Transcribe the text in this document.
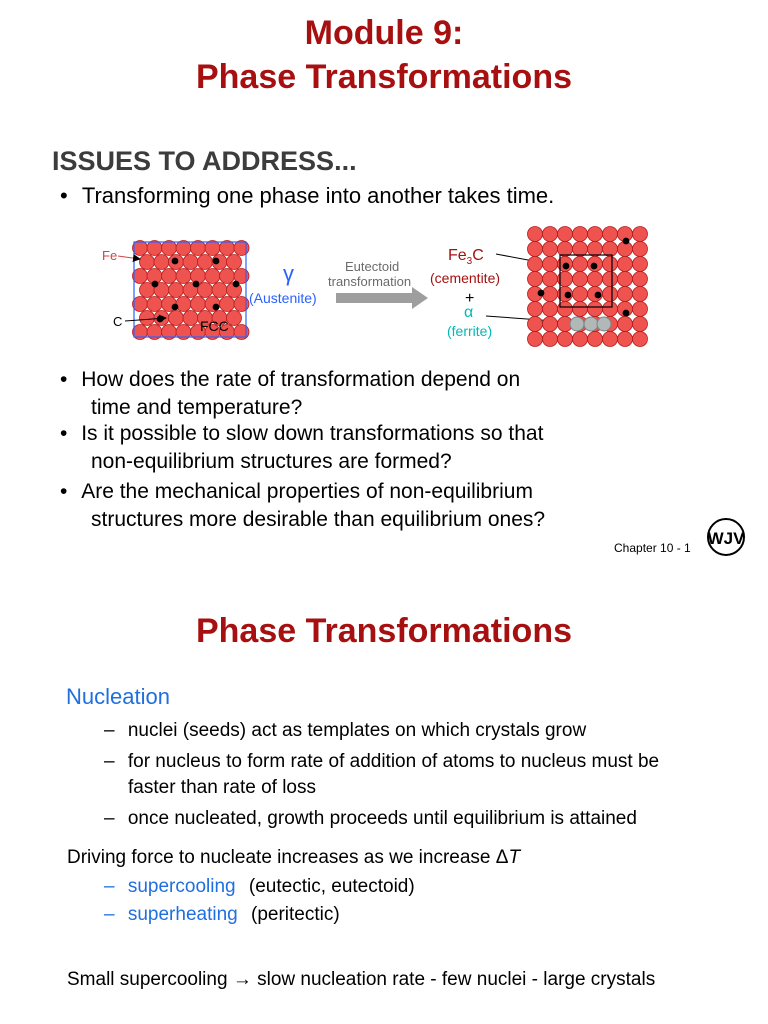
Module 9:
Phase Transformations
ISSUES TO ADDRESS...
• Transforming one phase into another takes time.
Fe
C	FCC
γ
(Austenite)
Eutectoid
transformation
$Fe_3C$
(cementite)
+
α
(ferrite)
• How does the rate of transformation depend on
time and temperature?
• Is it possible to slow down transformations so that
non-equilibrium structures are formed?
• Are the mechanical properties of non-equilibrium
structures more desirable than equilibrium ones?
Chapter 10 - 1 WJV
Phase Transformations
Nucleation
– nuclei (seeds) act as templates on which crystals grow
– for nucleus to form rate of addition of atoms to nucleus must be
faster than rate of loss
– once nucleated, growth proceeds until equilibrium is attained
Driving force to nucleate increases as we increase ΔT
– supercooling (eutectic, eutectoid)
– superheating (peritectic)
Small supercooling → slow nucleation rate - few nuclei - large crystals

══════════════════════════════

§ **Exercise details**
Copy all lines of the listing above that contain the string "crystals".

§ **Result**
– nuclei (seeds) act as templates on which crystals grow
Small supercooling → slow nucleation rate - few nuclei - large crystals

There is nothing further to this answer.